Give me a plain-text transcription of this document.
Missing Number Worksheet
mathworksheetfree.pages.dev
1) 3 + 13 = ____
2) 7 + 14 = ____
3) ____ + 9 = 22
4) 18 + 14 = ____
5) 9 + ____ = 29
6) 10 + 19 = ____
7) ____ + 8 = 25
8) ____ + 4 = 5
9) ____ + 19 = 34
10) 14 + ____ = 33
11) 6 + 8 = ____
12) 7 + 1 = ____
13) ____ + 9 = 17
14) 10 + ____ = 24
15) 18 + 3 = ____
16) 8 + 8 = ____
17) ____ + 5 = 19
================
_Instructions to follow_: Type the material above out again, exactly.

_Worked solution_:
Give me a plain-text transcription of this document.
Missing Number Worksheet
mathworksheetfree.pages.dev
1) 3 + 13 = ____
2) 7 + 14 = ____
3) ____ + 9 = 22
4) 18 + 14 = ____
5) 9 + ____ = 29
6) 10 + 19 = ____
7) ____ + 8 = 25
8) ____ + 4 = 5
9) ____ + 19 = 34
10) 14 + ____ = 33
11) 6 + 8 = ____
12) 7 + 1 = ____
13) ____ + 9 = 17
14) 10 + ____ = 24
15) 18 + 3 = ____
16) 8 + 8 = ____
17) ____ + 5 = 19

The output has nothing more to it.